→ **Stated problem**
Extract each line of the records below that contains the word "this".

(Dataset entries on figures)

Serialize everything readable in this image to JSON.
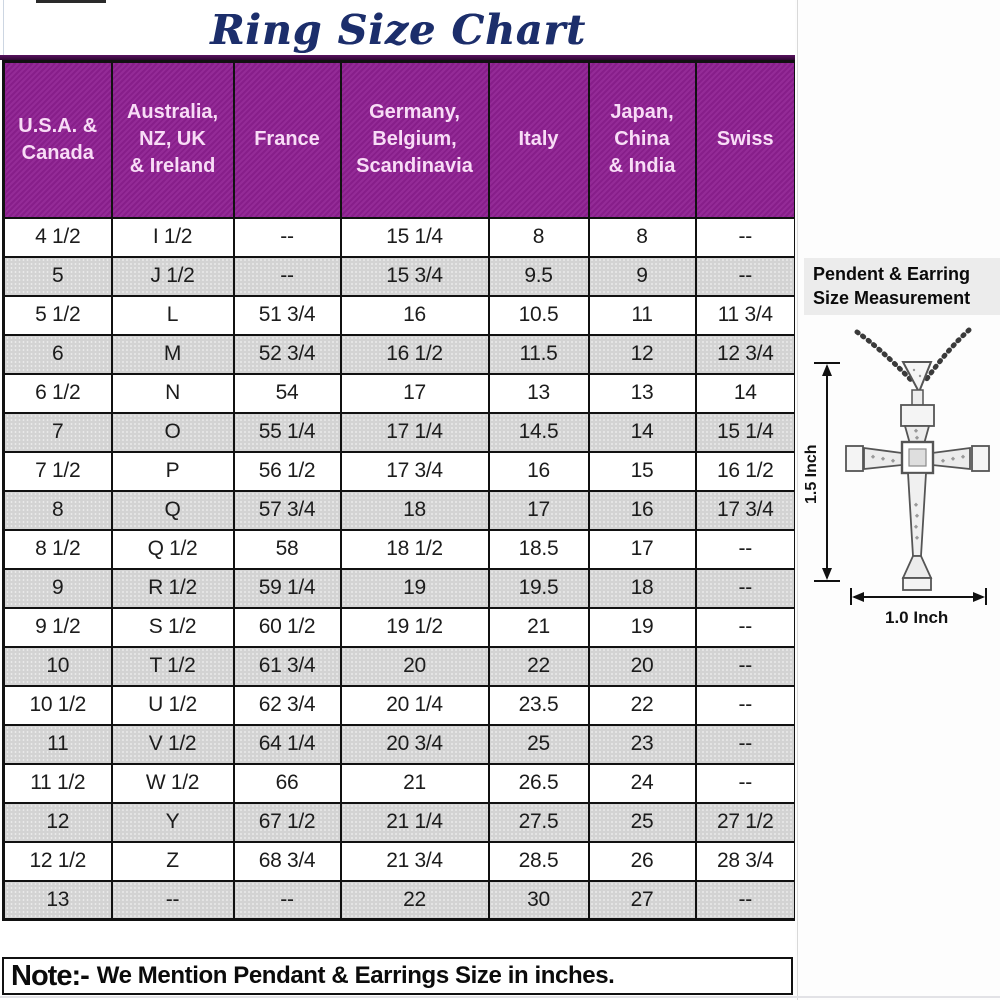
{
  "title": "Ring Size Chart",
  "table": {
    "headers": [
      "U.S.A. &\nCanada",
      "Australia,\nNZ, UK\n& Ireland",
      "France",
      "Germany,\nBelgium,\nScandinavia",
      "Italy",
      "Japan,\nChina\n& India",
      "Swiss"
    ],
    "rows": [
      [
        "4 1/2",
        "I 1/2",
        "--",
        "15 1/4",
        "8",
        "8",
        "--"
      ],
      [
        "5",
        "J 1/2",
        "--",
        "15 3/4",
        "9.5",
        "9",
        "--"
      ],
      [
        "5 1/2",
        "L",
        "51 3/4",
        "16",
        "10.5",
        "11",
        "11 3/4"
      ],
      [
        "6",
        "M",
        "52 3/4",
        "16 1/2",
        "11.5",
        "12",
        "12 3/4"
      ],
      [
        "6 1/2",
        "N",
        "54",
        "17",
        "13",
        "13",
        "14"
      ],
      [
        "7",
        "O",
        "55 1/4",
        "17 1/4",
        "14.5",
        "14",
        "15 1/4"
      ],
      [
        "7 1/2",
        "P",
        "56 1/2",
        "17 3/4",
        "16",
        "15",
        "16 1/2"
      ],
      [
        "8",
        "Q",
        "57 3/4",
        "18",
        "17",
        "16",
        "17 3/4"
      ],
      [
        "8 1/2",
        "Q 1/2",
        "58",
        "18 1/2",
        "18.5",
        "17",
        "--"
      ],
      [
        "9",
        "R 1/2",
        "59 1/4",
        "19",
        "19.5",
        "18",
        "--"
      ],
      [
        "9 1/2",
        "S 1/2",
        "60 1/2",
        "19 1/2",
        "21",
        "19",
        "--"
      ],
      [
        "10",
        "T 1/2",
        "61 3/4",
        "20",
        "22",
        "20",
        "--"
      ],
      [
        "10 1/2",
        "U 1/2",
        "62 3/4",
        "20 1/4",
        "23.5",
        "22",
        "--"
      ],
      [
        "11",
        "V 1/2",
        "64 1/4",
        "20 3/4",
        "25",
        "23",
        "--"
      ],
      [
        "11 1/2",
        "W 1/2",
        "66",
        "21",
        "26.5",
        "24",
        "--"
      ],
      [
        "12",
        "Y",
        "67 1/2",
        "21 1/4",
        "27.5",
        "25",
        "27 1/2"
      ],
      [
        "12 1/2",
        "Z",
        "68 3/4",
        "21 3/4",
        "28.5",
        "26",
        "28 3/4"
      ],
      [
        "13",
        "--",
        "--",
        "22",
        "30",
        "27",
        "--"
      ]
    ]
  },
  "note": {
    "label": "Note:-",
    "text": "We Mention Pendant & Earrings Size in inches."
  },
  "pendant_panel": {
    "heading": "Pendent & Earring\nSize Measurement",
    "height_label": "1.5 Inch",
    "width_label": "1.0 Inch",
    "graphic": "cross-pendant-necklace-diagram"
  },
  "colors": {
    "header_bg": "#8e2091",
    "header_text": "#f8dcf6",
    "alt_row_bg": "#d3d3d3",
    "title_text": "#1c2e6b",
    "border": "#111111",
    "note_text": "#0b0b0b"
  }
}
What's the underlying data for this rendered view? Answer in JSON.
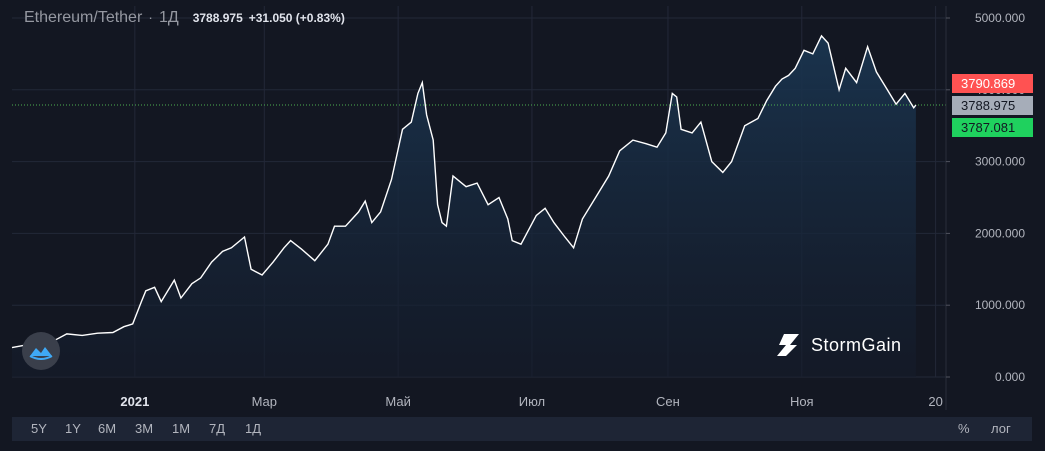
{
  "header": {
    "symbol": "Ethereum/Tether",
    "separator": "·",
    "timeframe": "1Д",
    "last_price": "3788.975",
    "change": "+31.050 (+0.83%)"
  },
  "price_badges": {
    "high": "3790.869",
    "current": "3788.975",
    "low": "3787.081"
  },
  "brand": {
    "name": "StormGain"
  },
  "toolbar": {
    "ranges": [
      "5Y",
      "1Y",
      "6M",
      "3M",
      "1M",
      "7Д",
      "1Д"
    ],
    "percent": "%",
    "log": "лог"
  },
  "colors": {
    "background": "#131722",
    "line": "#ffffff",
    "area": "#1a3550",
    "high_badge": "#ff5252",
    "low_badge": "#1fd15e",
    "current_badge": "#a6adb9",
    "price_line": "#4caf50"
  },
  "chart_data": {
    "type": "area",
    "title": "",
    "xlabel": "",
    "ylabel": "",
    "x_axis": "date",
    "ylim": [
      0,
      5000
    ],
    "y_ticks": [
      "0.000",
      "1000.000",
      "2000.000",
      "3000.000",
      "4000.000",
      "5000.000"
    ],
    "x_ticks": [
      {
        "label": "2021",
        "date": "2021-01-01"
      },
      {
        "label": "Мар",
        "date": "2021-03-01"
      },
      {
        "label": "Май",
        "date": "2021-05-01"
      },
      {
        "label": "Июл",
        "date": "2021-07-01"
      },
      {
        "label": "Сен",
        "date": "2021-09-01"
      },
      {
        "label": "Ноя",
        "date": "2021-11-01"
      },
      {
        "label": "20",
        "date": "2022-01-01"
      }
    ],
    "grid": true,
    "current_value": 3788.975,
    "series": [
      {
        "points": [
          [
            "2020-11-06",
            410
          ],
          [
            "2020-11-15",
            460
          ],
          [
            "2020-11-22",
            540
          ],
          [
            "2020-11-26",
            520
          ],
          [
            "2020-12-01",
            600
          ],
          [
            "2020-12-08",
            580
          ],
          [
            "2020-12-15",
            610
          ],
          [
            "2020-12-22",
            620
          ],
          [
            "2020-12-27",
            700
          ],
          [
            "2020-12-31",
            740
          ],
          [
            "2021-01-04",
            1050
          ],
          [
            "2021-01-06",
            1200
          ],
          [
            "2021-01-10",
            1250
          ],
          [
            "2021-01-13",
            1050
          ],
          [
            "2021-01-19",
            1350
          ],
          [
            "2021-01-22",
            1100
          ],
          [
            "2021-01-27",
            1300
          ],
          [
            "2021-01-31",
            1380
          ],
          [
            "2021-02-05",
            1600
          ],
          [
            "2021-02-10",
            1750
          ],
          [
            "2021-02-14",
            1800
          ],
          [
            "2021-02-20",
            1950
          ],
          [
            "2021-02-23",
            1500
          ],
          [
            "2021-02-28",
            1420
          ],
          [
            "2021-03-05",
            1600
          ],
          [
            "2021-03-10",
            1800
          ],
          [
            "2021-03-13",
            1900
          ],
          [
            "2021-03-18",
            1780
          ],
          [
            "2021-03-24",
            1620
          ],
          [
            "2021-03-30",
            1850
          ],
          [
            "2021-04-02",
            2100
          ],
          [
            "2021-04-07",
            2100
          ],
          [
            "2021-04-13",
            2300
          ],
          [
            "2021-04-16",
            2450
          ],
          [
            "2021-04-19",
            2150
          ],
          [
            "2021-04-23",
            2300
          ],
          [
            "2021-04-28",
            2750
          ],
          [
            "2021-05-03",
            3450
          ],
          [
            "2021-05-07",
            3550
          ],
          [
            "2021-05-10",
            3950
          ],
          [
            "2021-05-12",
            4100
          ],
          [
            "2021-05-14",
            3650
          ],
          [
            "2021-05-17",
            3300
          ],
          [
            "2021-05-19",
            2400
          ],
          [
            "2021-05-21",
            2150
          ],
          [
            "2021-05-23",
            2100
          ],
          [
            "2021-05-26",
            2800
          ],
          [
            "2021-06-01",
            2650
          ],
          [
            "2021-06-06",
            2700
          ],
          [
            "2021-06-11",
            2400
          ],
          [
            "2021-06-16",
            2500
          ],
          [
            "2021-06-20",
            2200
          ],
          [
            "2021-06-22",
            1900
          ],
          [
            "2021-06-26",
            1850
          ],
          [
            "2021-07-03",
            2250
          ],
          [
            "2021-07-07",
            2350
          ],
          [
            "2021-07-11",
            2150
          ],
          [
            "2021-07-16",
            1950
          ],
          [
            "2021-07-20",
            1800
          ],
          [
            "2021-07-24",
            2200
          ],
          [
            "2021-07-30",
            2500
          ],
          [
            "2021-08-05",
            2800
          ],
          [
            "2021-08-10",
            3150
          ],
          [
            "2021-08-16",
            3300
          ],
          [
            "2021-08-22",
            3250
          ],
          [
            "2021-08-27",
            3200
          ],
          [
            "2021-08-31",
            3400
          ],
          [
            "2021-09-03",
            3950
          ],
          [
            "2021-09-05",
            3900
          ],
          [
            "2021-09-07",
            3450
          ],
          [
            "2021-09-12",
            3400
          ],
          [
            "2021-09-16",
            3550
          ],
          [
            "2021-09-21",
            3000
          ],
          [
            "2021-09-26",
            2850
          ],
          [
            "2021-09-30",
            3000
          ],
          [
            "2021-10-06",
            3500
          ],
          [
            "2021-10-12",
            3600
          ],
          [
            "2021-10-16",
            3850
          ],
          [
            "2021-10-20",
            4050
          ],
          [
            "2021-10-23",
            4150
          ],
          [
            "2021-10-26",
            4200
          ],
          [
            "2021-10-29",
            4300
          ],
          [
            "2021-11-02",
            4550
          ],
          [
            "2021-11-06",
            4500
          ],
          [
            "2021-11-10",
            4750
          ],
          [
            "2021-11-13",
            4650
          ],
          [
            "2021-11-18",
            4000
          ],
          [
            "2021-11-21",
            4300
          ],
          [
            "2021-11-26",
            4100
          ],
          [
            "2021-12-01",
            4600
          ],
          [
            "2021-12-05",
            4250
          ],
          [
            "2021-12-09",
            4050
          ],
          [
            "2021-12-14",
            3800
          ],
          [
            "2021-12-18",
            3950
          ],
          [
            "2021-12-22",
            3750
          ],
          [
            "2021-12-23",
            3788.975
          ]
        ]
      }
    ]
  }
}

→ **Result of the task**
Serialize everything readable in this image to JSON.
What's the underlying data for this rendered view? Answer in JSON.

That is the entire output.